— Aim —
Copy every line, leaving nothing out and adding nothing.

— Exercise input —
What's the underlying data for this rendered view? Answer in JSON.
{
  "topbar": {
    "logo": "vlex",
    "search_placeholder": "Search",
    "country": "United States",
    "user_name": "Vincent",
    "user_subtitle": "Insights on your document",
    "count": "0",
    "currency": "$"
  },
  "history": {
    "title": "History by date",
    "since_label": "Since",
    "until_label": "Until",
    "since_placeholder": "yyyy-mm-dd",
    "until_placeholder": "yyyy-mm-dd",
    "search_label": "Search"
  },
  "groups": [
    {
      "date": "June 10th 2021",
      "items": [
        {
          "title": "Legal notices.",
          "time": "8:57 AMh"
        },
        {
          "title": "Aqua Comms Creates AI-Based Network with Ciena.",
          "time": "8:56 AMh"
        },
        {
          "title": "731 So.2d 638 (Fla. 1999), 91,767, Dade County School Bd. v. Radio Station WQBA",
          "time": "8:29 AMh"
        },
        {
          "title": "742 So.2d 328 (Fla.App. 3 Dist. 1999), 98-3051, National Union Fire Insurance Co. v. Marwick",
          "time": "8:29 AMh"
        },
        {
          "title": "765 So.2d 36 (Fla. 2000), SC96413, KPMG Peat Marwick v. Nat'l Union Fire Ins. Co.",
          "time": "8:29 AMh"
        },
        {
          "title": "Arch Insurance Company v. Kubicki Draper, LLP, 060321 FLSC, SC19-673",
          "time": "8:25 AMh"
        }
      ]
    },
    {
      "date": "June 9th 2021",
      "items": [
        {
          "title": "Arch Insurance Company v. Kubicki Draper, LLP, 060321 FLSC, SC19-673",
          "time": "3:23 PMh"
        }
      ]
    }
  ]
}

— Problem solution —
What's the underlying data for this rendered view? Answer in JSON.
{
  "topbar": {
    "logo": "vlex",
    "search_placeholder": "Search",
    "country": "United States",
    "user_name": "Vincent",
    "user_subtitle": "Insights on your document",
    "count": "0",
    "currency": "$"
  },
  "history": {
    "title": "History by date",
    "since_label": "Since",
    "until_label": "Until",
    "since_placeholder": "yyyy-mm-dd",
    "until_placeholder": "yyyy-mm-dd",
    "search_label": "Search"
  },
  "groups": [
    {
      "date": "June 10th 2021",
      "items": [
        {
          "title": "Legal notices.",
          "time": "8:57 AMh"
        },
        {
          "title": "Aqua Comms Creates AI-Based Network with Ciena.",
          "time": "8:56 AMh"
        },
        {
          "title": "731 So.2d 638 (Fla. 1999), 91,767, Dade County School Bd. v. Radio Station WQBA",
          "time": "8:29 AMh"
        },
        {
          "title": "742 So.2d 328 (Fla.App. 3 Dist. 1999), 98-3051, National Union Fire Insurance Co. v. Marwick",
          "time": "8:29 AMh"
        },
        {
          "title": "765 So.2d 36 (Fla. 2000), SC96413, KPMG Peat Marwick v. Nat'l Union Fire Ins. Co.",
          "time": "8:29 AMh"
        },
        {
          "title": "Arch Insurance Company v. Kubicki Draper, LLP, 060321 FLSC, SC19-673",
          "time": "8:25 AMh"
        }
      ]
    },
    {
      "date": "June 9th 2021",
      "items": [
        {
          "title": "Arch Insurance Company v. Kubicki Draper, LLP, 060321 FLSC, SC19-673",
          "time": "3:23 PMh"
        }
      ]
    }
  ]
}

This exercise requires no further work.